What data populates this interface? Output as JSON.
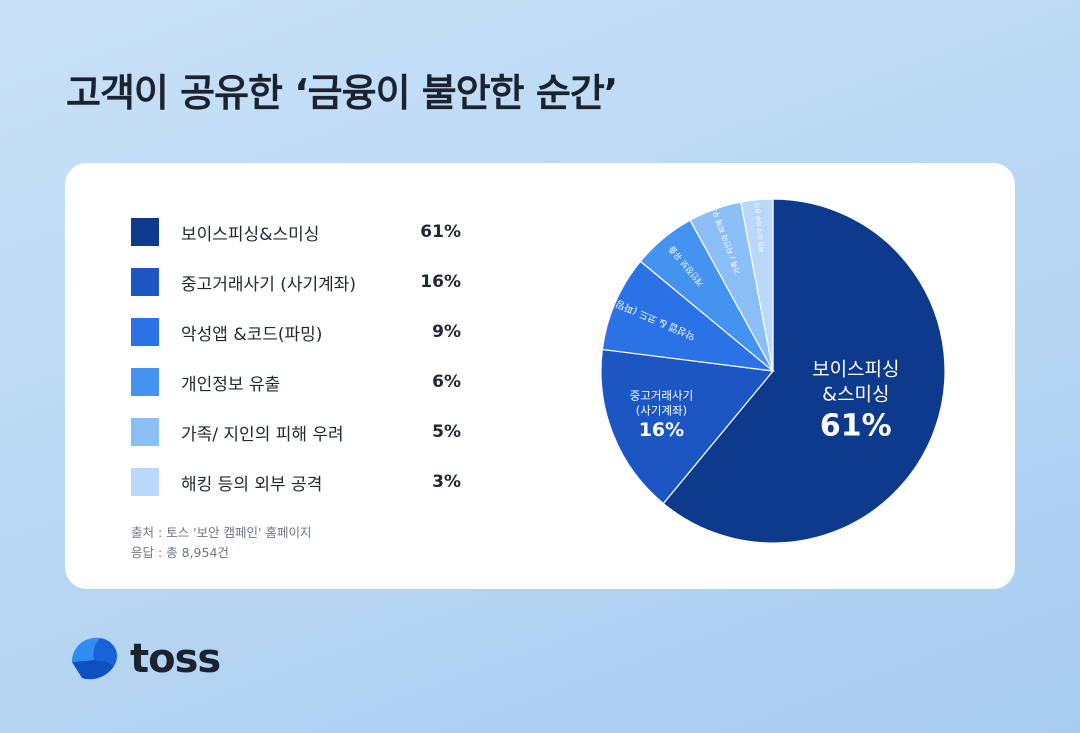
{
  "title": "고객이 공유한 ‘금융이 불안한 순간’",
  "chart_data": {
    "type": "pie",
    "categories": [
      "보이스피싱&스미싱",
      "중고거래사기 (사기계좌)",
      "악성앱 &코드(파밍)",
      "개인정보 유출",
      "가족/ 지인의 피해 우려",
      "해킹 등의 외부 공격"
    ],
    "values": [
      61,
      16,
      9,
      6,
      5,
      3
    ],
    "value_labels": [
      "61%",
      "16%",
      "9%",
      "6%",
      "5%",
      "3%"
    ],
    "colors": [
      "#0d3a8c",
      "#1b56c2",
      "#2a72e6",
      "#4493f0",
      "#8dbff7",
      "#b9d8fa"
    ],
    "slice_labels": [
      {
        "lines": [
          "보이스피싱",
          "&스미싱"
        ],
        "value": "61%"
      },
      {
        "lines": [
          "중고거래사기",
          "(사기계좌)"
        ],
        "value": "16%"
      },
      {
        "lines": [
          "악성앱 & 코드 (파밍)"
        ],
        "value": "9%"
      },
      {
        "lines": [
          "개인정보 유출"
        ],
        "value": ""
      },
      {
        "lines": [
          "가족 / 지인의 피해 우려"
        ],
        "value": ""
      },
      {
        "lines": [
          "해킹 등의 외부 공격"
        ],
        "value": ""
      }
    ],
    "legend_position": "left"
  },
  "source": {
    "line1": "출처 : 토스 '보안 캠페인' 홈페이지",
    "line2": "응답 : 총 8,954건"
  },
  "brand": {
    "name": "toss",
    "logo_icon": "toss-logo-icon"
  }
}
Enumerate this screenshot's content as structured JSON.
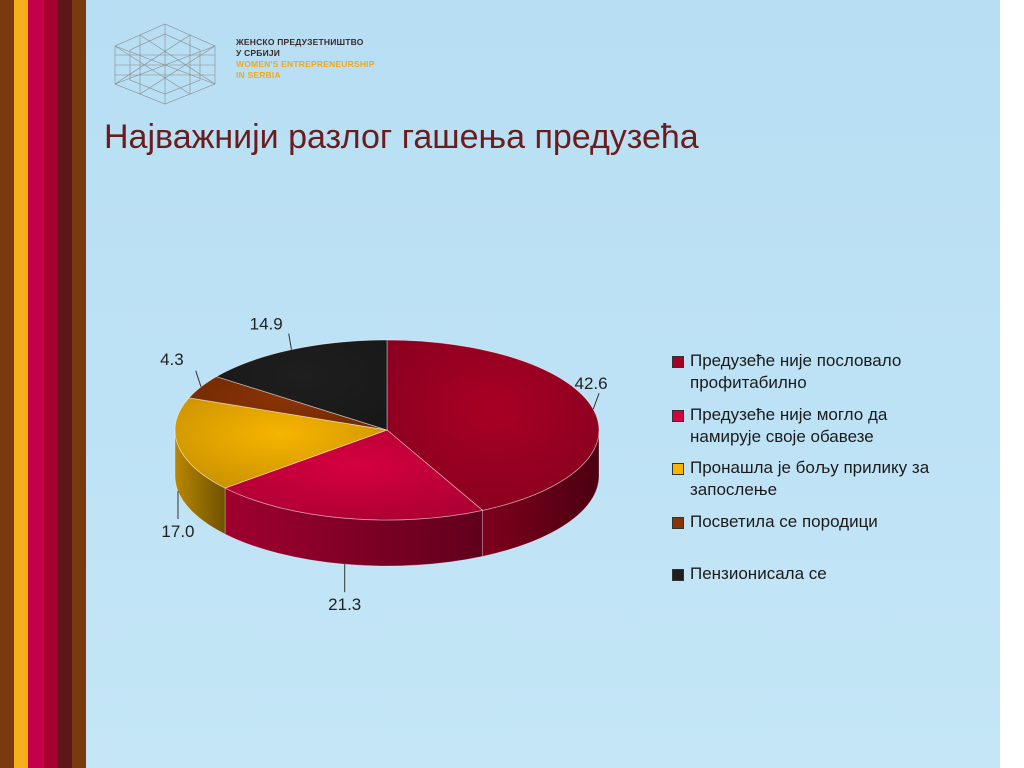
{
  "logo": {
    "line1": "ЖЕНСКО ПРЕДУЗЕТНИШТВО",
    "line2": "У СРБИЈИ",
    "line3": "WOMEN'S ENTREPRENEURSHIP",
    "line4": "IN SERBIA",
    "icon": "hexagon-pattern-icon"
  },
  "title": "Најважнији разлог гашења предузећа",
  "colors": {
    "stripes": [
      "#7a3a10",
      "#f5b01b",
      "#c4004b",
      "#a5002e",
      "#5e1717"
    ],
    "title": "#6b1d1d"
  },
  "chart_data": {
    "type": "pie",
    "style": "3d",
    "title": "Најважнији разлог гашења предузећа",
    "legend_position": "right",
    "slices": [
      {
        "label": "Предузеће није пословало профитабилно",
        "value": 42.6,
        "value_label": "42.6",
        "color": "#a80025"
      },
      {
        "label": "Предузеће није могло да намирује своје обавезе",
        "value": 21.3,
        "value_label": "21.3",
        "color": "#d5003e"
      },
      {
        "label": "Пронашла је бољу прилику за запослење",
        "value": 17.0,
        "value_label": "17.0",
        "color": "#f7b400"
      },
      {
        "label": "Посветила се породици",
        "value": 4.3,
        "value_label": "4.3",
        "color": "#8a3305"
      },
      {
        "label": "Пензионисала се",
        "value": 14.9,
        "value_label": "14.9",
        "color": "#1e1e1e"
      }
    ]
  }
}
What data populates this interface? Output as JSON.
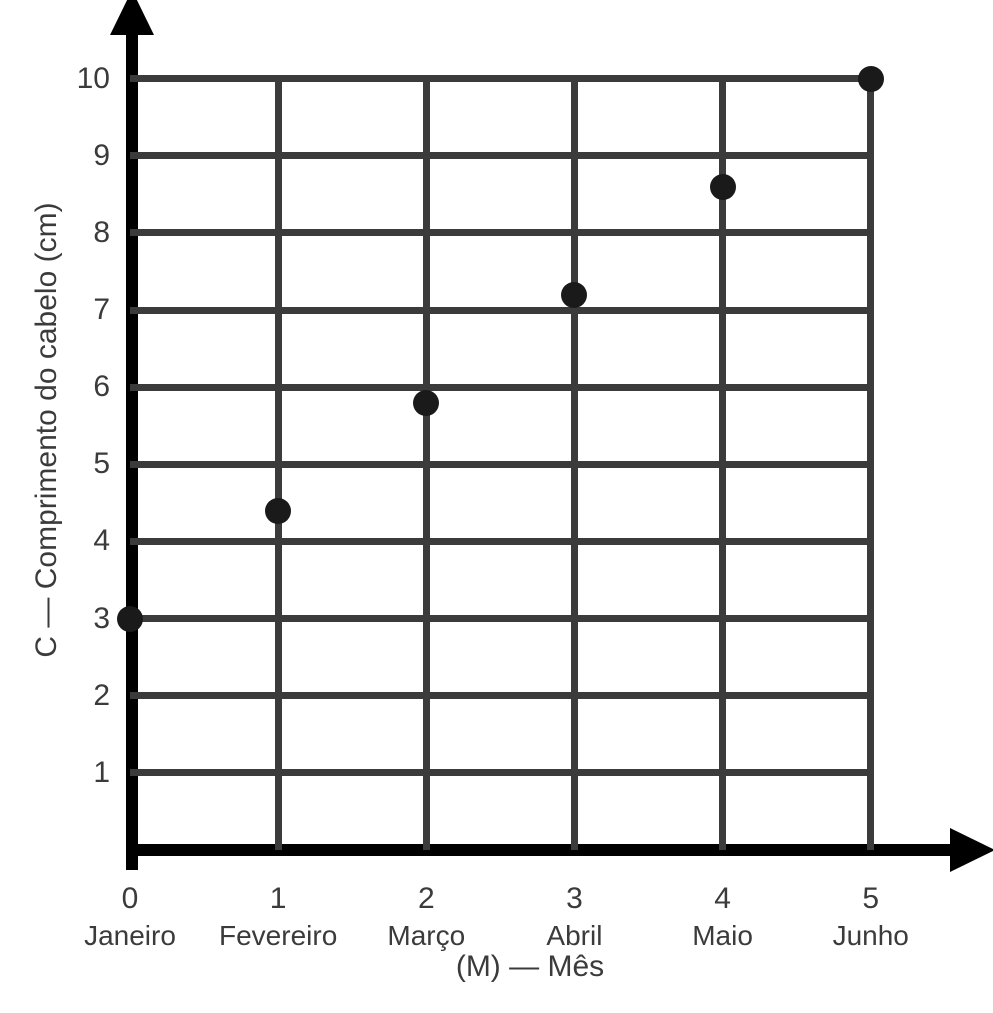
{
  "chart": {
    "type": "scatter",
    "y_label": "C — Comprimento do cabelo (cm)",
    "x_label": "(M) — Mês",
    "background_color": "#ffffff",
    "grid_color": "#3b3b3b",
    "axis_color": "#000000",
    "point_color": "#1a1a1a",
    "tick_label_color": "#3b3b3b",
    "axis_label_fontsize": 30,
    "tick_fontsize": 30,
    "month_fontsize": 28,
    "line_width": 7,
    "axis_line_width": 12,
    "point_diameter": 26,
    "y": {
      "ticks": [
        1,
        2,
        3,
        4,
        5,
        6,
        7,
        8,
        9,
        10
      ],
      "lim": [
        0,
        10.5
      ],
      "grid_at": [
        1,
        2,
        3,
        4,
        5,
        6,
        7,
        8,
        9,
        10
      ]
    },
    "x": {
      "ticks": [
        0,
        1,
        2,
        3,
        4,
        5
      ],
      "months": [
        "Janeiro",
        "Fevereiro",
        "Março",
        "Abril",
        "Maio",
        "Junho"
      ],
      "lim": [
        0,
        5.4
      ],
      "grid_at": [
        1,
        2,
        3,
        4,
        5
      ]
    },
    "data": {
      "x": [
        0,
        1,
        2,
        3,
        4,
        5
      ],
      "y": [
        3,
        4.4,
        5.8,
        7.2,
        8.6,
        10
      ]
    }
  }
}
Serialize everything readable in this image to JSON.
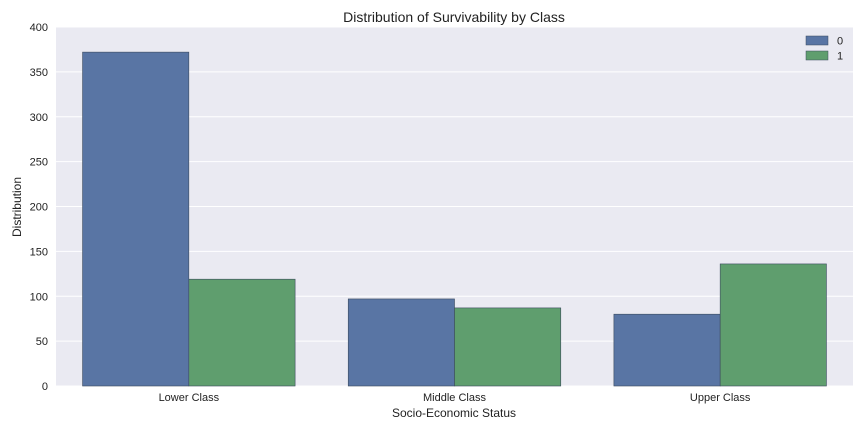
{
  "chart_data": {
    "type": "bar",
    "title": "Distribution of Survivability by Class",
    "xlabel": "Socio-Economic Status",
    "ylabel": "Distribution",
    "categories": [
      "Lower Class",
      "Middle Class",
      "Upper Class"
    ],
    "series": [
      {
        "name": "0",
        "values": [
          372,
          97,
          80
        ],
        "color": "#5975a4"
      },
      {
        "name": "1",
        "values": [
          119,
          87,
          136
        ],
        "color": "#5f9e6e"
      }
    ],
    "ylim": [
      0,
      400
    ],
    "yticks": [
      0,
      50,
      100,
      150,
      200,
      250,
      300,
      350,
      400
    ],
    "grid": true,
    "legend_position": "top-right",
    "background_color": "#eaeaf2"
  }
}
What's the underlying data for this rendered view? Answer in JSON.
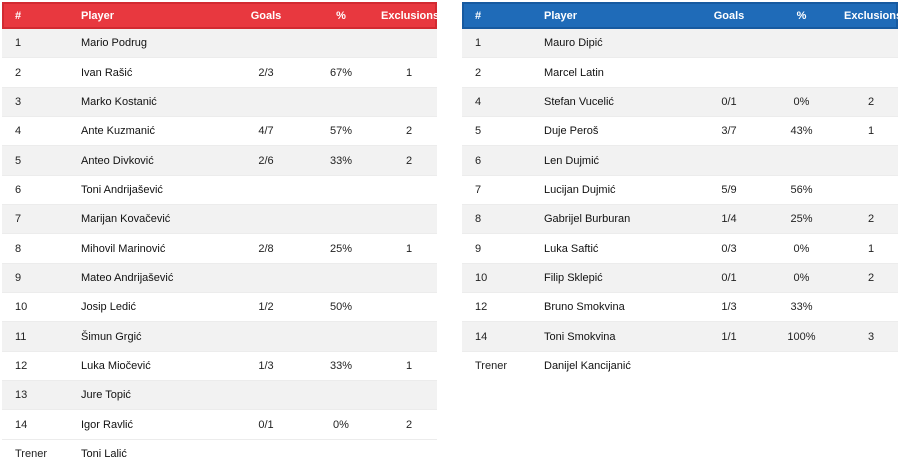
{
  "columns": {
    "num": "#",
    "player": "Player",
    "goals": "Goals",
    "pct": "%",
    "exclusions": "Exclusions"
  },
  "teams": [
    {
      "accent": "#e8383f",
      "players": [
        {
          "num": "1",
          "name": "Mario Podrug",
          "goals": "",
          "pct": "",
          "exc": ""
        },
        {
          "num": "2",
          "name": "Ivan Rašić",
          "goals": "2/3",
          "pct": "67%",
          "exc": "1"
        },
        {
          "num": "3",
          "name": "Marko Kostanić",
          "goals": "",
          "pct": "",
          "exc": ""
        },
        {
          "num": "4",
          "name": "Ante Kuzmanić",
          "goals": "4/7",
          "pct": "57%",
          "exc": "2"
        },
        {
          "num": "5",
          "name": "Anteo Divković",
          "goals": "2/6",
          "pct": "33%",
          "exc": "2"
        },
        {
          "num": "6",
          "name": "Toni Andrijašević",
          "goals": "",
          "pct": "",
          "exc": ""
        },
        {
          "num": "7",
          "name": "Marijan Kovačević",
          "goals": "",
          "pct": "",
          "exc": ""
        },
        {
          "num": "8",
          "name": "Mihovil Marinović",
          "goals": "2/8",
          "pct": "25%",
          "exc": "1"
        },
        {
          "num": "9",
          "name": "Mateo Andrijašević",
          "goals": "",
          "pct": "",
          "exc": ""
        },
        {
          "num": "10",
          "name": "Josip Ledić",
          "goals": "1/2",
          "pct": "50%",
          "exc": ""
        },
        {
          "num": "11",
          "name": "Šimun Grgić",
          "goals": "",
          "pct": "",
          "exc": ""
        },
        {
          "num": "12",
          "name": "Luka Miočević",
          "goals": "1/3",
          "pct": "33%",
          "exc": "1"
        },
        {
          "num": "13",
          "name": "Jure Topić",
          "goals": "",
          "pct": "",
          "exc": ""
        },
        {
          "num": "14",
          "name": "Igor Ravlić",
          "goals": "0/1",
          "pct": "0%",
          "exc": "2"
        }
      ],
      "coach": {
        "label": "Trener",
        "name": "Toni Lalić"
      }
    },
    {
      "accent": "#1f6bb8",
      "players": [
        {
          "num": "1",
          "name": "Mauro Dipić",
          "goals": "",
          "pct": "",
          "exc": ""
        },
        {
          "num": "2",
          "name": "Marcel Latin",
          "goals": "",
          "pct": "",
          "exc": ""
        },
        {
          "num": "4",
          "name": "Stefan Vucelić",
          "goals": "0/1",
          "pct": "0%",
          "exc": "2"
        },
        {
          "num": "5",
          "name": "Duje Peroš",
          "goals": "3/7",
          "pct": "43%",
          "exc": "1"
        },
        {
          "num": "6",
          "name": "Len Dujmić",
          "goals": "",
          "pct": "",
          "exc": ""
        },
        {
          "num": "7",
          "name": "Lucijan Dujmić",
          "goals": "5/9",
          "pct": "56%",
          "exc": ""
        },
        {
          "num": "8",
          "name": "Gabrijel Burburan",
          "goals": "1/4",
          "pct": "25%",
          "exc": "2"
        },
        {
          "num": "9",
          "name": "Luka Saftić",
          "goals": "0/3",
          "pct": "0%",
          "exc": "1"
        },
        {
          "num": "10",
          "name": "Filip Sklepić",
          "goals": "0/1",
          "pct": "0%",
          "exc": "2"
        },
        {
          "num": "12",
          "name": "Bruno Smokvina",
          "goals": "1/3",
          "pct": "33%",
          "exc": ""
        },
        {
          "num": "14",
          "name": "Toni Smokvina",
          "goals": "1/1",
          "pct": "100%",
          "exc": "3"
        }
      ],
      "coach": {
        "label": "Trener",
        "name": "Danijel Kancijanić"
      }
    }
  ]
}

★ ★ ★ ★ ★ ★ ★

▸ To be done
Every line of the listing that holds "разлог" is to be counted; give only the resulting number.

▸ Written response
2